Written request: The entries need to be copied exactly.

Listing:

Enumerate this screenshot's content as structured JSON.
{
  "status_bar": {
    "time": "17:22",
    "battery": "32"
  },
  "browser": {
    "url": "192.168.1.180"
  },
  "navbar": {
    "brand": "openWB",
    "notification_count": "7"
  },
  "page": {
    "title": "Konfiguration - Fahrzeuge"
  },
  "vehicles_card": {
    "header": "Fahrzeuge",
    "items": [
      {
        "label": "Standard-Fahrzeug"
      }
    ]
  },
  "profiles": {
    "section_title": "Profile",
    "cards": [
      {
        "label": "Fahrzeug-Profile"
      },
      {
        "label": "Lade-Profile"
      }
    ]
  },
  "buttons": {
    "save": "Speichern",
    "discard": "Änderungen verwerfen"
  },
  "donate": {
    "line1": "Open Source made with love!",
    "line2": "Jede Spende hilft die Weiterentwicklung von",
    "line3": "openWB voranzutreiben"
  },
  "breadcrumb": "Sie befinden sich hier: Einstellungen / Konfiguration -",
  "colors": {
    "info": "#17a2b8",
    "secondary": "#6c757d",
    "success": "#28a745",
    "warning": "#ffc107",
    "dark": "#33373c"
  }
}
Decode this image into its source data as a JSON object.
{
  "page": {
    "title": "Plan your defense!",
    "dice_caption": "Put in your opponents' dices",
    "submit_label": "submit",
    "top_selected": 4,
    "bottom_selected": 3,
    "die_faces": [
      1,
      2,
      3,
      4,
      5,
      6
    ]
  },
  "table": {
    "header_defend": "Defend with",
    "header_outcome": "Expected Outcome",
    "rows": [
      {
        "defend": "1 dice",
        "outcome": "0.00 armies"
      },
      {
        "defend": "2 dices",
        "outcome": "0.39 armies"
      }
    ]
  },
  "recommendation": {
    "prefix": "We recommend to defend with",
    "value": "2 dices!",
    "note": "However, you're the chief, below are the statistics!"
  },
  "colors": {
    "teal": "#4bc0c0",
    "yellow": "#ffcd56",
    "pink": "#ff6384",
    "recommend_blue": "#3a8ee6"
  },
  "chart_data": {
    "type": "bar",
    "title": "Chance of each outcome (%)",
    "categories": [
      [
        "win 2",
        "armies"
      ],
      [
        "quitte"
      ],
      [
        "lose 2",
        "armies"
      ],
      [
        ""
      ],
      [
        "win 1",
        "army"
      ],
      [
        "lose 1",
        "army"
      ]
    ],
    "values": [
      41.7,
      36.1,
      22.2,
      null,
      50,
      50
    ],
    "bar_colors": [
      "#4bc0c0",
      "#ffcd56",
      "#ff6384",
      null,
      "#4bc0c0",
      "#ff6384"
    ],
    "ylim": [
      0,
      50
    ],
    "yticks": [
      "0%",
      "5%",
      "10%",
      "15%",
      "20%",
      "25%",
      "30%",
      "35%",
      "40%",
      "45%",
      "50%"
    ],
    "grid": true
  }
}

Task solution:
Enumerate this screenshot's content as structured JSON.
{
  "status_bar": {
    "time": "17:22",
    "battery": "32"
  },
  "browser": {
    "url": "192.168.1.180"
  },
  "navbar": {
    "brand": "openWB",
    "notification_count": "7"
  },
  "page": {
    "title": "Konfiguration - Fahrzeuge"
  },
  "vehicles_card": {
    "header": "Fahrzeuge",
    "items": [
      {
        "label": "Standard-Fahrzeug"
      }
    ]
  },
  "profiles": {
    "section_title": "Profile",
    "cards": [
      {
        "label": "Fahrzeug-Profile"
      },
      {
        "label": "Lade-Profile"
      }
    ]
  },
  "buttons": {
    "save": "Speichern",
    "discard": "Änderungen verwerfen"
  },
  "donate": {
    "line1": "Open Source made with love!",
    "line2": "Jede Spende hilft die Weiterentwicklung von",
    "line3": "openWB voranzutreiben"
  },
  "breadcrumb": "Sie befinden sich hier: Einstellungen / Konfiguration -",
  "colors": {
    "info": "#17a2b8",
    "secondary": "#6c757d",
    "success": "#28a745",
    "warning": "#ffc107",
    "dark": "#33373c"
  }
}
Decode this image into its source data as a JSON object.
{
  "page": {
    "title": "Plan your defense!",
    "dice_caption": "Put in your opponents' dices",
    "submit_label": "submit",
    "top_selected": 4,
    "bottom_selected": 3,
    "die_faces": [
      1,
      2,
      3,
      4,
      5,
      6
    ]
  },
  "table": {
    "header_defend": "Defend with",
    "header_outcome": "Expected Outcome",
    "rows": [
      {
        "defend": "1 dice",
        "outcome": "0.00 armies"
      },
      {
        "defend": "2 dices",
        "outcome": "0.39 armies"
      }
    ]
  },
  "recommendation": {
    "prefix": "We recommend to defend with",
    "value": "2 dices!",
    "note": "However, you're the chief, below are the statistics!"
  },
  "colors": {
    "teal": "#4bc0c0",
    "yellow": "#ffcd56",
    "pink": "#ff6384",
    "recommend_blue": "#3a8ee6"
  },
  "chart_data": {
    "type": "bar",
    "title": "Chance of each outcome (%)",
    "categories": [
      [
        "win 2",
        "armies"
      ],
      [
        "quitte"
      ],
      [
        "lose 2",
        "armies"
      ],
      [
        ""
      ],
      [
        "win 1",
        "army"
      ],
      [
        "lose 1",
        "army"
      ]
    ],
    "values": [
      41.7,
      36.1,
      22.2,
      null,
      50,
      50
    ],
    "bar_colors": [
      "#4bc0c0",
      "#ffcd56",
      "#ff6384",
      null,
      "#4bc0c0",
      "#ff6384"
    ],
    "ylim": [
      0,
      50
    ],
    "yticks": [
      "0%",
      "5%",
      "10%",
      "15%",
      "20%",
      "25%",
      "30%",
      "35%",
      "40%",
      "45%",
      "50%"
    ],
    "grid": true
  }
}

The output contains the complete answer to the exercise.